_What is needed_:
Write out the whole of the material exactly.

_Provided entries_:
========================

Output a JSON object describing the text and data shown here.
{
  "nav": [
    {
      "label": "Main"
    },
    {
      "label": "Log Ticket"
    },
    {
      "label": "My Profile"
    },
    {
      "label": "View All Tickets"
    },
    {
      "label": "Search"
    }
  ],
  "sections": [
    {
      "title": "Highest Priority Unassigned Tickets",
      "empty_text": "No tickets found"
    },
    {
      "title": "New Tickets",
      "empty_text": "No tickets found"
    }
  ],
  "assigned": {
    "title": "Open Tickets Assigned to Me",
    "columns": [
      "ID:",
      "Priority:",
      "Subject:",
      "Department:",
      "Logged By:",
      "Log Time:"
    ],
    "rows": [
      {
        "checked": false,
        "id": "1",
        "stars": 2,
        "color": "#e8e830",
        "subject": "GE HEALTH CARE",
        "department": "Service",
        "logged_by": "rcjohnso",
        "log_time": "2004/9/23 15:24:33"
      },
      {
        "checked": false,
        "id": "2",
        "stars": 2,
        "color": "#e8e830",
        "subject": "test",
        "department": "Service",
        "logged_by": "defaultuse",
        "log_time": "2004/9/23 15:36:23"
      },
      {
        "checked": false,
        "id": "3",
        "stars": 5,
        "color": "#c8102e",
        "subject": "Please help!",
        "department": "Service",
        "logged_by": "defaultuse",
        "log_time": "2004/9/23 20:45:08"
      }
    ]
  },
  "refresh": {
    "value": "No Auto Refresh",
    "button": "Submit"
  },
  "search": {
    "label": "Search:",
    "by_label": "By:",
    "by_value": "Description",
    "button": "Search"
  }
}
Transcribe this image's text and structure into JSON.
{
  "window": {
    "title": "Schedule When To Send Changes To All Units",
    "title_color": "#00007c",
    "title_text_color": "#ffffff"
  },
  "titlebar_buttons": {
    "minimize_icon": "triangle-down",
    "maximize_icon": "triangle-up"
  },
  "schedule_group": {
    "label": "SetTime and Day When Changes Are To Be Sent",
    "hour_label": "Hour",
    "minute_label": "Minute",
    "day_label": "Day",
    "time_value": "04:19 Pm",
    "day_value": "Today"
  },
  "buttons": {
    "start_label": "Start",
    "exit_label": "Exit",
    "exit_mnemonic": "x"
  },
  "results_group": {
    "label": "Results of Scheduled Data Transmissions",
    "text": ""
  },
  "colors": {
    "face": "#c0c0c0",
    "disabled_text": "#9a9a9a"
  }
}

========================

_The answer_:
Output a JSON object describing the text and data shown here.
{
  "nav": [
    {
      "label": "Main"
    },
    {
      "label": "Log Ticket"
    },
    {
      "label": "My Profile"
    },
    {
      "label": "View All Tickets"
    },
    {
      "label": "Search"
    }
  ],
  "sections": [
    {
      "title": "Highest Priority Unassigned Tickets",
      "empty_text": "No tickets found"
    },
    {
      "title": "New Tickets",
      "empty_text": "No tickets found"
    }
  ],
  "assigned": {
    "title": "Open Tickets Assigned to Me",
    "columns": [
      "ID:",
      "Priority:",
      "Subject:",
      "Department:",
      "Logged By:",
      "Log Time:"
    ],
    "rows": [
      {
        "checked": false,
        "id": "1",
        "stars": 2,
        "color": "#e8e830",
        "subject": "GE HEALTH CARE",
        "department": "Service",
        "logged_by": "rcjohnso",
        "log_time": "2004/9/23 15:24:33"
      },
      {
        "checked": false,
        "id": "2",
        "stars": 2,
        "color": "#e8e830",
        "subject": "test",
        "department": "Service",
        "logged_by": "defaultuse",
        "log_time": "2004/9/23 15:36:23"
      },
      {
        "checked": false,
        "id": "3",
        "stars": 5,
        "color": "#c8102e",
        "subject": "Please help!",
        "department": "Service",
        "logged_by": "defaultuse",
        "log_time": "2004/9/23 20:45:08"
      }
    ]
  },
  "refresh": {
    "value": "No Auto Refresh",
    "button": "Submit"
  },
  "search": {
    "label": "Search:",
    "by_label": "By:",
    "by_value": "Description",
    "button": "Search"
  }
}
Transcribe this image's text and structure into JSON.
{
  "window": {
    "title": "Schedule When To Send Changes To All Units",
    "title_color": "#00007c",
    "title_text_color": "#ffffff"
  },
  "titlebar_buttons": {
    "minimize_icon": "triangle-down",
    "maximize_icon": "triangle-up"
  },
  "schedule_group": {
    "label": "SetTime and Day When Changes Are To Be Sent",
    "hour_label": "Hour",
    "minute_label": "Minute",
    "day_label": "Day",
    "time_value": "04:19 Pm",
    "day_value": "Today"
  },
  "buttons": {
    "start_label": "Start",
    "exit_label": "Exit",
    "exit_mnemonic": "x"
  },
  "results_group": {
    "label": "Results of Scheduled Data Transmissions",
    "text": ""
  },
  "colors": {
    "face": "#c0c0c0",
    "disabled_text": "#9a9a9a"
  }
}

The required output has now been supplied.